**STATED TASK**.
Lines containing the word "dengan" should be extracted in full.

Data excerpts
_ _ _ _ _ _ _
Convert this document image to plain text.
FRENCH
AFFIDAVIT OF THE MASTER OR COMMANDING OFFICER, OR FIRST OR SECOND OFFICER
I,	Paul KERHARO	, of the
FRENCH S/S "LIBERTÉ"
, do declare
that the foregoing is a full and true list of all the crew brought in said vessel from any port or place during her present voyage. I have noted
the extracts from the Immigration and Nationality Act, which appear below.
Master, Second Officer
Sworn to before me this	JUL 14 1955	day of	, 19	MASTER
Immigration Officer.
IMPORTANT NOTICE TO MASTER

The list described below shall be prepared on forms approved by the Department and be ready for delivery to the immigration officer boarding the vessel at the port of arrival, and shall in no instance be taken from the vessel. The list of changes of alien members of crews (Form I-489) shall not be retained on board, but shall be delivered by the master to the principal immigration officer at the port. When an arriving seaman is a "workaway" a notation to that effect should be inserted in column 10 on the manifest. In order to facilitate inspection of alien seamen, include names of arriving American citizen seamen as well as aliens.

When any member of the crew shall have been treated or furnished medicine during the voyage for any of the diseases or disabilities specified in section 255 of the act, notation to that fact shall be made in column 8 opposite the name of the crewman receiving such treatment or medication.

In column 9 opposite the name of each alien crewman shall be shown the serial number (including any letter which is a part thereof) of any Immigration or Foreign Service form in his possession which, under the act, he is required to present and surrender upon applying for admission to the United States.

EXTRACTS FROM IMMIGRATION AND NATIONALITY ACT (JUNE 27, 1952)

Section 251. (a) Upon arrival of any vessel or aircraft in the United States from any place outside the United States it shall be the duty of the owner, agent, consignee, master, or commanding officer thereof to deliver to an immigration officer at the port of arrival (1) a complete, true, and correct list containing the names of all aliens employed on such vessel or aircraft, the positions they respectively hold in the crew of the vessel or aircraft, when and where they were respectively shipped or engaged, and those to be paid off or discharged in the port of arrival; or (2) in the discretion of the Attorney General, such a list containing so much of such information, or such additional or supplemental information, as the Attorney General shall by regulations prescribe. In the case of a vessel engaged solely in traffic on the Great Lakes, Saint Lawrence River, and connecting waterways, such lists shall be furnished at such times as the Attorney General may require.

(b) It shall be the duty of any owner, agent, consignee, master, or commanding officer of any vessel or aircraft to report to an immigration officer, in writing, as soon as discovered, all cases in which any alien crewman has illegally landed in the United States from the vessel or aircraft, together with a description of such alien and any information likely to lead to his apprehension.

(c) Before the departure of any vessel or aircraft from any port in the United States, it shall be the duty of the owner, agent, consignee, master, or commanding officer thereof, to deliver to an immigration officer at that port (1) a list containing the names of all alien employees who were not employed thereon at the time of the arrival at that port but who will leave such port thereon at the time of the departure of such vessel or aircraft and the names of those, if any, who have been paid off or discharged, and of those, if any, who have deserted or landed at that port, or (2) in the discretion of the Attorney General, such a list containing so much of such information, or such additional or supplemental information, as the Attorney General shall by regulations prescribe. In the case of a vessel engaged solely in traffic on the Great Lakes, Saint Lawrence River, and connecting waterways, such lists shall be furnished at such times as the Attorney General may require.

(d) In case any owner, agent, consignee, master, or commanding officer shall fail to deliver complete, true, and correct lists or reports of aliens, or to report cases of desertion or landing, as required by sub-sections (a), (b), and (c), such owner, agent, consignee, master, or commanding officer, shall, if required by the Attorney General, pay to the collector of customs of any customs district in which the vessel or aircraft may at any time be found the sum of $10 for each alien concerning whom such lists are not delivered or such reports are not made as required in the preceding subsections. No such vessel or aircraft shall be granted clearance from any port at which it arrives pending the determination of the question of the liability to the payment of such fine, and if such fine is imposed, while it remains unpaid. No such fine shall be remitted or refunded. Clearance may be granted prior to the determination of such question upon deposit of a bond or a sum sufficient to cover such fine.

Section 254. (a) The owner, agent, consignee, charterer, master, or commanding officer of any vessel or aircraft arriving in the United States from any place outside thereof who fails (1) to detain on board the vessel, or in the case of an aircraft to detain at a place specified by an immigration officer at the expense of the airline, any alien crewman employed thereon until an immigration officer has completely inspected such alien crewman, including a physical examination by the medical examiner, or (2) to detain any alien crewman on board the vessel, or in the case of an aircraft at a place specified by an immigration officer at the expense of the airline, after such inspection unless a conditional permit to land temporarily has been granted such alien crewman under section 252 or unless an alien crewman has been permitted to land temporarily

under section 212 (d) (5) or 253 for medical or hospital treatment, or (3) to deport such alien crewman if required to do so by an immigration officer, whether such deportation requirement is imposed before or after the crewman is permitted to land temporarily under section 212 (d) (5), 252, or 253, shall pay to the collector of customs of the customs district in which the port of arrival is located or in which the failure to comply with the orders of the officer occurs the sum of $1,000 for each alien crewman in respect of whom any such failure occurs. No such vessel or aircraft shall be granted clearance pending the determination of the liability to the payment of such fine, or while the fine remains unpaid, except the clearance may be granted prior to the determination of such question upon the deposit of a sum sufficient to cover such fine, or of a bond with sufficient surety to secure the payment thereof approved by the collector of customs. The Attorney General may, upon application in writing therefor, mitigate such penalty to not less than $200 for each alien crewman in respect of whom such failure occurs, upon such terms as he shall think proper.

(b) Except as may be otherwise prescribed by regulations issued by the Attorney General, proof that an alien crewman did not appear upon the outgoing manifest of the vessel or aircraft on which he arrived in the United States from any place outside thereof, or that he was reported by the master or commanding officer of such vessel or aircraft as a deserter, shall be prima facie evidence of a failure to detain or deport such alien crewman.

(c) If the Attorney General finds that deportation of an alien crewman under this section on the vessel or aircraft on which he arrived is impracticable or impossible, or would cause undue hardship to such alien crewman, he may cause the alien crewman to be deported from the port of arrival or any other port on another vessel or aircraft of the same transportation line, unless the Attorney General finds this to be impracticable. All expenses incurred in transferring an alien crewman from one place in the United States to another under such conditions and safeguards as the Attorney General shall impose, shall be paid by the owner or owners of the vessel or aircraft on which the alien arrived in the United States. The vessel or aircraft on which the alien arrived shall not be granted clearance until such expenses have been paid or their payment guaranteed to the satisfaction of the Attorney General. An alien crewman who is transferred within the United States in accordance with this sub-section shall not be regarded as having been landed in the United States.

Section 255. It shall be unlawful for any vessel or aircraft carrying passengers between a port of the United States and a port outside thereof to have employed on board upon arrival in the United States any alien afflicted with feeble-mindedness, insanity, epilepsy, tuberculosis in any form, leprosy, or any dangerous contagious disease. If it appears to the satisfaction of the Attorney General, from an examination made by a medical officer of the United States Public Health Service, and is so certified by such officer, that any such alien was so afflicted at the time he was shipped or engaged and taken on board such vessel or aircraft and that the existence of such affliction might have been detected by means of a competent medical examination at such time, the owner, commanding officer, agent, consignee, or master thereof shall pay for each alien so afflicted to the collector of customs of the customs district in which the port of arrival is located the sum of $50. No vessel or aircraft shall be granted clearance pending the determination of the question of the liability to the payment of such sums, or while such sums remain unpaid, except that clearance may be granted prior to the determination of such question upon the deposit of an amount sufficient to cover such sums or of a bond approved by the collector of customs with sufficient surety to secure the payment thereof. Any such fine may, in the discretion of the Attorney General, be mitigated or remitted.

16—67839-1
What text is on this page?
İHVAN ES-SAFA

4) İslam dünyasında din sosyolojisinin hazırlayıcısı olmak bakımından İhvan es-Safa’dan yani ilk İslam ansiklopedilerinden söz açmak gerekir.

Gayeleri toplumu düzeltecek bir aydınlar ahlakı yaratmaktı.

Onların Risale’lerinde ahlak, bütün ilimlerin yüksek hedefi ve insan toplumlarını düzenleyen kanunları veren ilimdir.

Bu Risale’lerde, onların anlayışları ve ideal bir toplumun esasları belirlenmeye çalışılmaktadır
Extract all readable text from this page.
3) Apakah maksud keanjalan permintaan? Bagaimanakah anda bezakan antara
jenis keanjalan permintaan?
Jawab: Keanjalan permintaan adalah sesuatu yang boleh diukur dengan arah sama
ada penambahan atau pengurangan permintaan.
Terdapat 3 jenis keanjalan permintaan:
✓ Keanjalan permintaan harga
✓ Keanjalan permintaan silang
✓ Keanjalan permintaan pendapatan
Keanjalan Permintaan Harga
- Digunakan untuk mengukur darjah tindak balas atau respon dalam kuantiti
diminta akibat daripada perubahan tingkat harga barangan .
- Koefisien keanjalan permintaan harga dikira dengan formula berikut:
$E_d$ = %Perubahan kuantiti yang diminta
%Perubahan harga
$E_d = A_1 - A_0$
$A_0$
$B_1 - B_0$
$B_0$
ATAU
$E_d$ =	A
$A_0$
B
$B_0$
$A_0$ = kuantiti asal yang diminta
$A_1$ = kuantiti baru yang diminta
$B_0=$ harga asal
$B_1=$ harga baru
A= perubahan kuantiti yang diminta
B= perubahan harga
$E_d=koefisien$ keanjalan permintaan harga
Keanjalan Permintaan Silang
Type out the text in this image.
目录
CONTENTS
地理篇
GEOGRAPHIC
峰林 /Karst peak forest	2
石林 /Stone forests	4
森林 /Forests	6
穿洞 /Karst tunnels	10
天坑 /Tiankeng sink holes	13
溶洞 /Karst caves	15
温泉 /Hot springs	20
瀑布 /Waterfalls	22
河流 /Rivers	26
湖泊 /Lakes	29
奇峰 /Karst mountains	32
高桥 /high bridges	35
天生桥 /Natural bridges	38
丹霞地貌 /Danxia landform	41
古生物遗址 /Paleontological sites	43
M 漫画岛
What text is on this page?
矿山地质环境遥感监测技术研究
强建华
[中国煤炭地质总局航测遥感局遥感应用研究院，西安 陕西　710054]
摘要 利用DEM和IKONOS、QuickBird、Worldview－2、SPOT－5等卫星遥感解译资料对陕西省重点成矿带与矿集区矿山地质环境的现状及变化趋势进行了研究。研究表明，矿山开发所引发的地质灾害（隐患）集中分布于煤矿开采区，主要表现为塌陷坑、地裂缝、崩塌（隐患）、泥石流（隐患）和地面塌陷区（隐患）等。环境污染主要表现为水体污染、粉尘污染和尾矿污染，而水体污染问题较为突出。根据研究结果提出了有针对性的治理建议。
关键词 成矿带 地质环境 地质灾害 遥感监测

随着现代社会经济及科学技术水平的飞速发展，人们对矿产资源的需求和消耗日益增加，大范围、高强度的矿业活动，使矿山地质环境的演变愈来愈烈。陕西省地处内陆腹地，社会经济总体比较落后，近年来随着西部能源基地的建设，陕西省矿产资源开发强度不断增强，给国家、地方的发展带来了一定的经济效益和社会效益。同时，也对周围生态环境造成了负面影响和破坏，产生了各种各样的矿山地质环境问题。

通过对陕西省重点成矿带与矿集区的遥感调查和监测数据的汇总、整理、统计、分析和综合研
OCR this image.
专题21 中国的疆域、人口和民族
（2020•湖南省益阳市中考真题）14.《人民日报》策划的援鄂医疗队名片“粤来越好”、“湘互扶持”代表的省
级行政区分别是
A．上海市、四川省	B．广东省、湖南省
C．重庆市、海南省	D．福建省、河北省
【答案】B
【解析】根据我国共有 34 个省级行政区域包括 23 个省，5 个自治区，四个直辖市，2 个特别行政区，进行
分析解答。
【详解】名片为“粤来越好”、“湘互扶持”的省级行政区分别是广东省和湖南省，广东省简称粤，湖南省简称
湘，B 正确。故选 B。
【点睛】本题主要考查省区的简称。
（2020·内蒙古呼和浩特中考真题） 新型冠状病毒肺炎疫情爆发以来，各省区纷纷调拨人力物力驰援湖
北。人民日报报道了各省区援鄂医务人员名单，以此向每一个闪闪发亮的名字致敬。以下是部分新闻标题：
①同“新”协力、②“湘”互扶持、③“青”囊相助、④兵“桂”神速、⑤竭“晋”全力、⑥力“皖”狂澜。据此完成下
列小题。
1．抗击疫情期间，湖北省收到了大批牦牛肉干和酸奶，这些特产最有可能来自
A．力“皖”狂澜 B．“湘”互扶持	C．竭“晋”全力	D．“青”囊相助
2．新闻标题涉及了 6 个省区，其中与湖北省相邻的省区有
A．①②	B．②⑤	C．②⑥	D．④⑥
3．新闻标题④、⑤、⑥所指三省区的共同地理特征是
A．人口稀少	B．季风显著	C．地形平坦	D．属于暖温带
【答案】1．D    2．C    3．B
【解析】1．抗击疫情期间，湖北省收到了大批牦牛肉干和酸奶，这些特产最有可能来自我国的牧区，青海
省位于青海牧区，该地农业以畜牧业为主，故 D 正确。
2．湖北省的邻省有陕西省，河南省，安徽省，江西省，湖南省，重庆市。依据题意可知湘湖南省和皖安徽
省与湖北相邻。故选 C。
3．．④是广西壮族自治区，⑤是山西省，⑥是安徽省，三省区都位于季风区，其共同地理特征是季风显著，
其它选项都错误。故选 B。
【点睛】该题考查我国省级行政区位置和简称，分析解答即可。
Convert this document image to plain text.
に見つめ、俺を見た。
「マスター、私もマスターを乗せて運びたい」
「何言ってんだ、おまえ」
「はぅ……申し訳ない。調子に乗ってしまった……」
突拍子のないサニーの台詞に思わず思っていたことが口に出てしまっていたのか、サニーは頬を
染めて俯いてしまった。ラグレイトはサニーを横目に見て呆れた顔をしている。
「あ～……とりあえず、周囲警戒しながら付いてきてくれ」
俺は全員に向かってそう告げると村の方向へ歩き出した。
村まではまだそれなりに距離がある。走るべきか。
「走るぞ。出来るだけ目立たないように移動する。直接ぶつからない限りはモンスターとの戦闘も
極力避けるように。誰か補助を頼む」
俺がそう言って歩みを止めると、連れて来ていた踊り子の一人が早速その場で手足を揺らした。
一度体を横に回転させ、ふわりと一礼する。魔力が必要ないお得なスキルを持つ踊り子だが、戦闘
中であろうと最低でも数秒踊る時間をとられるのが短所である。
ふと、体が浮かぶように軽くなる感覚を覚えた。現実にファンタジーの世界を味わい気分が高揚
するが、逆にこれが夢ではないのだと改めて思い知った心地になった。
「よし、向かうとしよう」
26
_ _ _ _ _ _ _
**CORRECT ANSWER**.
Jawab: Keanjalan permintaan adalah sesuatu yang boleh diukur dengan arah sama
- Koefisien keanjalan permintaan harga dikira dengan formula berikut:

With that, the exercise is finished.